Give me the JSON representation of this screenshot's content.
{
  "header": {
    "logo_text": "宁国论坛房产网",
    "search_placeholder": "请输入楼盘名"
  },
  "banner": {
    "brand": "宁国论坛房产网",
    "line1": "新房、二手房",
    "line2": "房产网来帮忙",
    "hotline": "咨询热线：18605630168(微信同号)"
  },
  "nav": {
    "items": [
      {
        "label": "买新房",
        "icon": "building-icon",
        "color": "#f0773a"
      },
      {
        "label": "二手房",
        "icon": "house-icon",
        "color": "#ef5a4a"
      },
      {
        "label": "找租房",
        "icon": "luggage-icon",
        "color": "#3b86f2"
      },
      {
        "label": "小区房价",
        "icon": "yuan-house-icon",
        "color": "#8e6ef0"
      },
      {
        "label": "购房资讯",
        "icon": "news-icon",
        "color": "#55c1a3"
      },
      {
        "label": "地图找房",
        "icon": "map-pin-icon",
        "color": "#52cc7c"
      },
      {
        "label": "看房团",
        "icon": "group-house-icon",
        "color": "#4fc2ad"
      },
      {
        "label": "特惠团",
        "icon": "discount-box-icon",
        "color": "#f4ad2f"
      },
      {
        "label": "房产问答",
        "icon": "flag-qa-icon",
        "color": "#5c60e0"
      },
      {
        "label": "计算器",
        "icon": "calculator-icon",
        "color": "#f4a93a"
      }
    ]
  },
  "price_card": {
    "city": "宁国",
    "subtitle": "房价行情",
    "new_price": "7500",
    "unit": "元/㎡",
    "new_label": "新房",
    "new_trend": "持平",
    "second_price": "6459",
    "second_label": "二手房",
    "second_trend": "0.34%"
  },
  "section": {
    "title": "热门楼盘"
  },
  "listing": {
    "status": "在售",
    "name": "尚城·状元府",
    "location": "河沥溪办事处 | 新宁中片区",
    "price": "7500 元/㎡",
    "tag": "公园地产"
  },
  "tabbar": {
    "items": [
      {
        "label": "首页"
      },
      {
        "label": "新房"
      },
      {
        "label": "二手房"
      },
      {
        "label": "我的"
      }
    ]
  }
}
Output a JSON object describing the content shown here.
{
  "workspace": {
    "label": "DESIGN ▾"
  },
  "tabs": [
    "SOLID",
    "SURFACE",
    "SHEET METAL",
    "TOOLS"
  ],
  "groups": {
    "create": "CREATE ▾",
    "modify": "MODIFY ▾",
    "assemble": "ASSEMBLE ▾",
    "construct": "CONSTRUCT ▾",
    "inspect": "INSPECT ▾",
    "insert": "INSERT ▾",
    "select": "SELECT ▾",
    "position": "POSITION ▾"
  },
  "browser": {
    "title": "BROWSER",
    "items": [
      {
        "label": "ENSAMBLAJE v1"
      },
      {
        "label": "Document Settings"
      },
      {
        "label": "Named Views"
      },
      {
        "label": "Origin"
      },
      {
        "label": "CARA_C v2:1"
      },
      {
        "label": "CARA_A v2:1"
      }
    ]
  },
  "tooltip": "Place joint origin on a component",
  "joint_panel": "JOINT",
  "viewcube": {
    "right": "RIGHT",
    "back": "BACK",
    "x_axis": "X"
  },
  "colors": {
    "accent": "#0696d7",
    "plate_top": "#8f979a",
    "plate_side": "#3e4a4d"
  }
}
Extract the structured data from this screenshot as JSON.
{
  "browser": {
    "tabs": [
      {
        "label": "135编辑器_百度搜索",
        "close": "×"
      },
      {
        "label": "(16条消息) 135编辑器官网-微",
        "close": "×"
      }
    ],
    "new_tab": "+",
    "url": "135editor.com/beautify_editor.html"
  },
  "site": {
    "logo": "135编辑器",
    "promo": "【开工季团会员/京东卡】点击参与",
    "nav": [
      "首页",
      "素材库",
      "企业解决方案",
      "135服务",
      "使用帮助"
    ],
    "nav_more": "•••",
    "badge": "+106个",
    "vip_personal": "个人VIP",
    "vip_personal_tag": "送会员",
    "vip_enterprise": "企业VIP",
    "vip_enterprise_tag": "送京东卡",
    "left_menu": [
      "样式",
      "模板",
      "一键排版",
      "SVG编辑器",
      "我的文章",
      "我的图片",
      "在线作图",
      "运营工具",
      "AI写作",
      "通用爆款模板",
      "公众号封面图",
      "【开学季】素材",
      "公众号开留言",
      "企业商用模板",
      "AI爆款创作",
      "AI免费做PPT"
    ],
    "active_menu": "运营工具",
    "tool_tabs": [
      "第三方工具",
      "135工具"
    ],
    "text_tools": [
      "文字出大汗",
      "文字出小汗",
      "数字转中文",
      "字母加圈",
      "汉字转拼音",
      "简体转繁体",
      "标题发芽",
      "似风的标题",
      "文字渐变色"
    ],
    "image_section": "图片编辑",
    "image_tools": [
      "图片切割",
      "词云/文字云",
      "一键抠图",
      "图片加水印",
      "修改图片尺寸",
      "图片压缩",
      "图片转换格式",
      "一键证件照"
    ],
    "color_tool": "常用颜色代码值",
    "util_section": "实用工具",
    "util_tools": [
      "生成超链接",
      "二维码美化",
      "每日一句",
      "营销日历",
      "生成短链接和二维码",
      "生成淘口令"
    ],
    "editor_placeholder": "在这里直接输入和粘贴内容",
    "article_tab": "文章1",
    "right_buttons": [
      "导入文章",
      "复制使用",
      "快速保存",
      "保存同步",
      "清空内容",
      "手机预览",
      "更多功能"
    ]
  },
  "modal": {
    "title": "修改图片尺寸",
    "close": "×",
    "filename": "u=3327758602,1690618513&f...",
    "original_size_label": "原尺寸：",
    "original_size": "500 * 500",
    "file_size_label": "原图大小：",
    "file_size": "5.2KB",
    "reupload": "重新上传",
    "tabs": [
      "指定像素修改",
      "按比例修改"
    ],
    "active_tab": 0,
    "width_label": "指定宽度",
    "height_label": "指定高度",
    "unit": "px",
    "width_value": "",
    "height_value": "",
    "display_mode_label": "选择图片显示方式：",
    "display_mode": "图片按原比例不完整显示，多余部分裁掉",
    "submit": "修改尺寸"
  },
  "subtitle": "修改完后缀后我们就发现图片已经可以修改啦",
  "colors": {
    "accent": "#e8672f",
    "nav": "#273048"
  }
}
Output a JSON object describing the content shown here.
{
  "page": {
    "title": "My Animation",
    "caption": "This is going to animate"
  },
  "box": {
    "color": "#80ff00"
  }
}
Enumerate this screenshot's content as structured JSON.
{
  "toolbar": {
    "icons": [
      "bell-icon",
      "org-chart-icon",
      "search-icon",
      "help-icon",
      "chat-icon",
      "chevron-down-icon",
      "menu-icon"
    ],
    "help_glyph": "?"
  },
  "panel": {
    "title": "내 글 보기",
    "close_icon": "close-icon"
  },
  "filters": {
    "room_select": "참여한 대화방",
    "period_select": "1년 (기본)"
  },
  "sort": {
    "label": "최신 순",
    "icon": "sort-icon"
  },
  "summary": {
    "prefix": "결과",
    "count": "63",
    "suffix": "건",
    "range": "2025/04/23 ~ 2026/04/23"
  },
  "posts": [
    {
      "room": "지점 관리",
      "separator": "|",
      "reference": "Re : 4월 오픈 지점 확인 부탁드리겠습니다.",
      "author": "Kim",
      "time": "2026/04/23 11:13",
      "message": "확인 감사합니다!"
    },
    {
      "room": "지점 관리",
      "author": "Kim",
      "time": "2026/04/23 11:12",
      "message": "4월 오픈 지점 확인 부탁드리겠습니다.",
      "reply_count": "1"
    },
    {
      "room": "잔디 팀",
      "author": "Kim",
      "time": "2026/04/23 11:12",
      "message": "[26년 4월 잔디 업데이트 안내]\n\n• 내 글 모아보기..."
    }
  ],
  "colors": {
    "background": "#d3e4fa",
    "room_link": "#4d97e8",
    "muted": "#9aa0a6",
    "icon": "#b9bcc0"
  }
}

━━━━━━━━

WHAT IS EXPECTED
For the listing above, identify each line bearing "content".

EXERCISE RESULT
Give me the JSON representation of this screenshot's content.
Output a JSON object describing the content shown here.
Output a JSON object describing the content shown here.
Enumerate this screenshot's content as structured JSON.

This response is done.